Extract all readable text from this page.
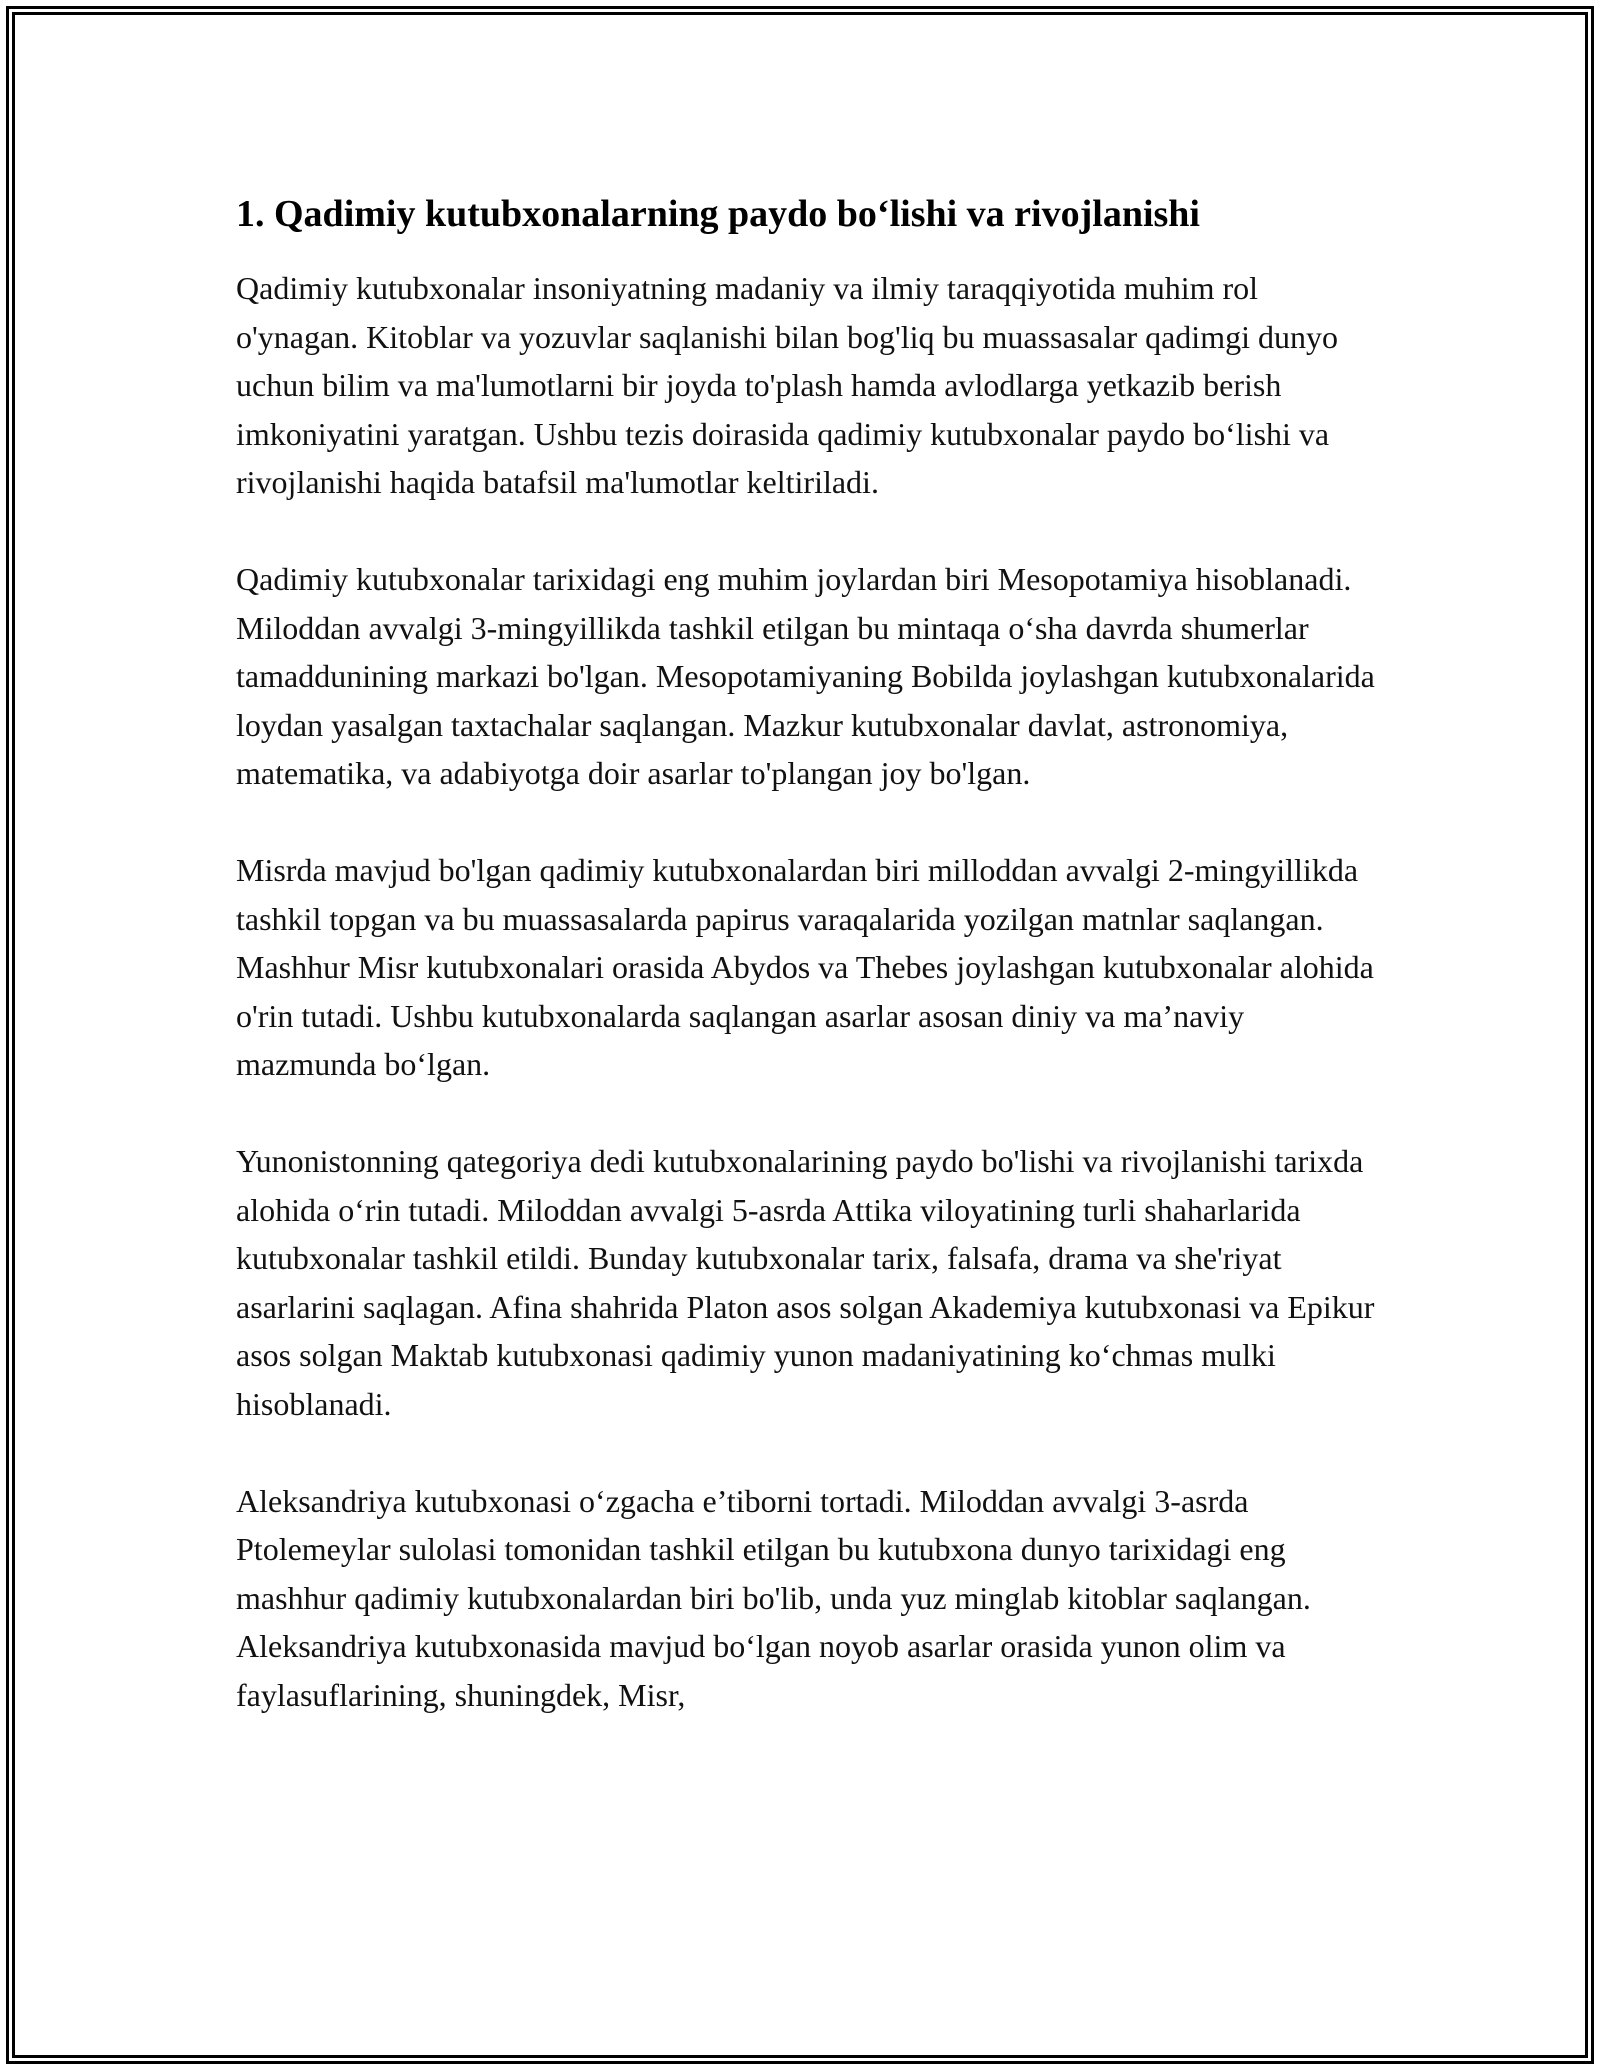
1. Qadimiy kutubxonalarning paydo bo‘lishi va rivojlanishi

Qadimiy kutubxonalar insoniyatning madaniy va ilmiy taraqqiyotida muhim rol o'ynagan. Kitoblar va yozuvlar saqlanishi bilan bog'liq bu muassasalar qadimgi dunyo uchun bilim va ma'lumotlarni bir joyda to'plash hamda avlodlarga yetkazib berish imkoniyatini yaratgan. Ushbu tezis doirasida qadimiy kutubxonalar paydo bo‘lishi va rivojlanishi haqida batafsil ma'lumotlar keltiriladi.

Qadimiy kutubxonalar tarixidagi eng muhim joylardan biri Mesopotamiya hisoblanadi. Miloddan avvalgi 3-mingyillikda tashkil etilgan bu mintaqa o‘sha davrda shumerlar tamaddunining markazi bo'lgan. Mesopotamiyaning Bobilda joylashgan kutubxonalarida loydan yasalgan taxtachalar saqlangan. Mazkur kutubxonalar davlat, astronomiya, matematika, va adabiyotga doir asarlar to'plangan joy bo'lgan.

Misrda mavjud bo'lgan qadimiy kutubxonalardan biri milloddan avvalgi 2-mingyillikda tashkil topgan va bu muassasalarda papirus varaqalarida yozilgan matnlar saqlangan. Mashhur Misr kutubxonalari orasida Abydos va Thebes joylashgan kutubxonalar alohida o'rin tutadi. Ushbu kutubxonalarda saqlangan asarlar asosan diniy va ma’naviy mazmunda bo‘lgan.

Yunonistonning qategoriya dedi kutubxonalarining paydo bo'lishi va rivojlanishi tarixda alohida o‘rin tutadi. Miloddan avvalgi 5-asrda Attika viloyatining turli shaharlarida kutubxonalar tashkil etildi. Bunday kutubxonalar tarix, falsafa, drama va she'riyat asarlarini saqlagan. Afina shahrida Platon asos solgan Akademiya kutubxonasi va Epikur asos solgan Maktab kutubxonasi qadimiy yunon madaniyatining ko‘chmas mulki hisoblanadi.

Aleksandriya kutubxonasi o‘zgacha e’tiborni tortadi. Miloddan avvalgi 3-asrda Ptolemeylar sulolasi tomonidan tashkil etilgan bu kutubxona dunyo tarixidagi eng mashhur qadimiy kutubxonalardan biri bo'lib, unda yuz minglab kitoblar saqlangan. Aleksandriya kutubxonasida mavjud bo‘lgan noyob asarlar orasida yunon olim va faylasuflarining, shuningdek, Misr,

§ Your objective
Pictures are excluded; output everything else in the data verbatim.

§ Exercise output
Extract all readable text from this page.
1. Qadimiy kutubxonalarning paydo bo‘lishi va rivojlanishi

Qadimiy kutubxonalar insoniyatning madaniy va ilmiy taraqqiyotida muhim rol o'ynagan. Kitoblar va yozuvlar saqlanishi bilan bog'liq bu muassasalar qadimgi dunyo uchun bilim va ma'lumotlarni bir joyda to'plash hamda avlodlarga yetkazib berish imkoniyatini yaratgan. Ushbu tezis doirasida qadimiy kutubxonalar paydo bo‘lishi va rivojlanishi haqida batafsil ma'lumotlar keltiriladi.

Qadimiy kutubxonalar tarixidagi eng muhim joylardan biri Mesopotamiya hisoblanadi. Miloddan avvalgi 3-mingyillikda tashkil etilgan bu mintaqa o‘sha davrda shumerlar tamaddunining markazi bo'lgan. Mesopotamiyaning Bobilda joylashgan kutubxonalarida loydan yasalgan taxtachalar saqlangan. Mazkur kutubxonalar davlat, astronomiya, matematika, va adabiyotga doir asarlar to'plangan joy bo'lgan.

Misrda mavjud bo'lgan qadimiy kutubxonalardan biri milloddan avvalgi 2-mingyillikda tashkil topgan va bu muassasalarda papirus varaqalarida yozilgan matnlar saqlangan. Mashhur Misr kutubxonalari orasida Abydos va Thebes joylashgan kutubxonalar alohida o'rin tutadi. Ushbu kutubxonalarda saqlangan asarlar asosan diniy va ma’naviy mazmunda bo‘lgan.

Yunonistonning qategoriya dedi kutubxonalarining paydo bo'lishi va rivojlanishi tarixda alohida o‘rin tutadi. Miloddan avvalgi 5-asrda Attika viloyatining turli shaharlarida kutubxonalar tashkil etildi. Bunday kutubxonalar tarix, falsafa, drama va she'riyat asarlarini saqlagan. Afina shahrida Platon asos solgan Akademiya kutubxonasi va Epikur asos solgan Maktab kutubxonasi qadimiy yunon madaniyatining ko‘chmas mulki hisoblanadi.

Aleksandriya kutubxonasi o‘zgacha e’tiborni tortadi. Miloddan avvalgi 3-asrda Ptolemeylar sulolasi tomonidan tashkil etilgan bu kutubxona dunyo tarixidagi eng mashhur qadimiy kutubxonalardan biri bo'lib, unda yuz minglab kitoblar saqlangan. Aleksandriya kutubxonasida mavjud bo‘lgan noyob asarlar orasida yunon olim va faylasuflarining, shuningdek, Misr,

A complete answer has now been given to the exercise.